## EXERCISE BRIEF
Extract all of the entries and give them again, word for word.

## A run of records
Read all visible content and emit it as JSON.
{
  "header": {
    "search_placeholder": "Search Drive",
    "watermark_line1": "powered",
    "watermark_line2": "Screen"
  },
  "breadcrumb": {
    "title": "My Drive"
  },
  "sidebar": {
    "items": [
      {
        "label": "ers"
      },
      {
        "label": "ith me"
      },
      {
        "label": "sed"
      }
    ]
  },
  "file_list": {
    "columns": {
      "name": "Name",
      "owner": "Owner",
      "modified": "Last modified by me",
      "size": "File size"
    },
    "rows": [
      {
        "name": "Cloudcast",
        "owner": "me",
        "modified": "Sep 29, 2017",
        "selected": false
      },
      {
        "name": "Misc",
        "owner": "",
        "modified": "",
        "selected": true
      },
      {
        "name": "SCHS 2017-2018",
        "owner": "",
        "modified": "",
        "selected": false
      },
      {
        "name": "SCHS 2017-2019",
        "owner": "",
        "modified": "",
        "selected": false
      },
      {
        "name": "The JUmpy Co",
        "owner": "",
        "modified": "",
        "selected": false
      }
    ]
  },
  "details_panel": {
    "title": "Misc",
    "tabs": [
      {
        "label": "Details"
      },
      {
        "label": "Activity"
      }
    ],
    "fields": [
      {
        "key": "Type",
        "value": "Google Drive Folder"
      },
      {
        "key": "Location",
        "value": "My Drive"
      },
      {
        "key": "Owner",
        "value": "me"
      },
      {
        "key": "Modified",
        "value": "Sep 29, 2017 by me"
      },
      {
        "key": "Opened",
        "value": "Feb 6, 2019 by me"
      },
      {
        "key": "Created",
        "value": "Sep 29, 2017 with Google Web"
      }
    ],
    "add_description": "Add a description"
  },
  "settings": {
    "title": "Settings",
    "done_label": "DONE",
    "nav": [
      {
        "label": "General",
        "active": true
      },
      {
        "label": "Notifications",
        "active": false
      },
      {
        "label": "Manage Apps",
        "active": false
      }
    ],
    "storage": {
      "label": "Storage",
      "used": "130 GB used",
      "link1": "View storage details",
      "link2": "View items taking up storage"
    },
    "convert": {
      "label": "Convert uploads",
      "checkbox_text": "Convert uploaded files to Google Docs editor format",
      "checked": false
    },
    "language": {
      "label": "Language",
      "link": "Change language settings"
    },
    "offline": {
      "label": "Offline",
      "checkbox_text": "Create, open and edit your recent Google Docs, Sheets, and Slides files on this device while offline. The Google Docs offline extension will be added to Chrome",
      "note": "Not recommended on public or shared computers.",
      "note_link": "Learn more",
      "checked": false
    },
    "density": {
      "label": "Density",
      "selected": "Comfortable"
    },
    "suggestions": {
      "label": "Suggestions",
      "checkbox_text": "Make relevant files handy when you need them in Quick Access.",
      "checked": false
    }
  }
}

## RESULT BELOW
Read all visible content and emit it as JSON.
{
  "header": {
    "search_placeholder": "Search Drive",
    "watermark_line1": "powered",
    "watermark_line2": "Screen"
  },
  "breadcrumb": {
    "title": "My Drive"
  },
  "sidebar": {
    "items": [
      {
        "label": "ers"
      },
      {
        "label": "ith me"
      },
      {
        "label": "sed"
      }
    ]
  },
  "file_list": {
    "columns": {
      "name": "Name",
      "owner": "Owner",
      "modified": "Last modified by me",
      "size": "File size"
    },
    "rows": [
      {
        "name": "Cloudcast",
        "owner": "me",
        "modified": "Sep 29, 2017",
        "selected": false
      },
      {
        "name": "Misc",
        "owner": "",
        "modified": "",
        "selected": true
      },
      {
        "name": "SCHS 2017-2018",
        "owner": "",
        "modified": "",
        "selected": false
      },
      {
        "name": "SCHS 2017-2019",
        "owner": "",
        "modified": "",
        "selected": false
      },
      {
        "name": "The JUmpy Co",
        "owner": "",
        "modified": "",
        "selected": false
      }
    ]
  },
  "details_panel": {
    "title": "Misc",
    "tabs": [
      {
        "label": "Details"
      },
      {
        "label": "Activity"
      }
    ],
    "fields": [
      {
        "key": "Type",
        "value": "Google Drive Folder"
      },
      {
        "key": "Location",
        "value": "My Drive"
      },
      {
        "key": "Owner",
        "value": "me"
      },
      {
        "key": "Modified",
        "value": "Sep 29, 2017 by me"
      },
      {
        "key": "Opened",
        "value": "Feb 6, 2019 by me"
      },
      {
        "key": "Created",
        "value": "Sep 29, 2017 with Google Web"
      }
    ],
    "add_description": "Add a description"
  },
  "settings": {
    "title": "Settings",
    "done_label": "DONE",
    "nav": [
      {
        "label": "General",
        "active": true
      },
      {
        "label": "Notifications",
        "active": false
      },
      {
        "label": "Manage Apps",
        "active": false
      }
    ],
    "storage": {
      "label": "Storage",
      "used": "130 GB used",
      "link1": "View storage details",
      "link2": "View items taking up storage"
    },
    "convert": {
      "label": "Convert uploads",
      "checkbox_text": "Convert uploaded files to Google Docs editor format",
      "checked": false
    },
    "language": {
      "label": "Language",
      "link": "Change language settings"
    },
    "offline": {
      "label": "Offline",
      "checkbox_text": "Create, open and edit your recent Google Docs, Sheets, and Slides files on this device while offline. The Google Docs offline extension will be added to Chrome",
      "note": "Not recommended on public or shared computers.",
      "note_link": "Learn more",
      "checked": false
    },
    "density": {
      "label": "Density",
      "selected": "Comfortable"
    },
    "suggestions": {
      "label": "Suggestions",
      "checkbox_text": "Make relevant files handy when you need them in Quick Access.",
      "checked": false
    }
  }
}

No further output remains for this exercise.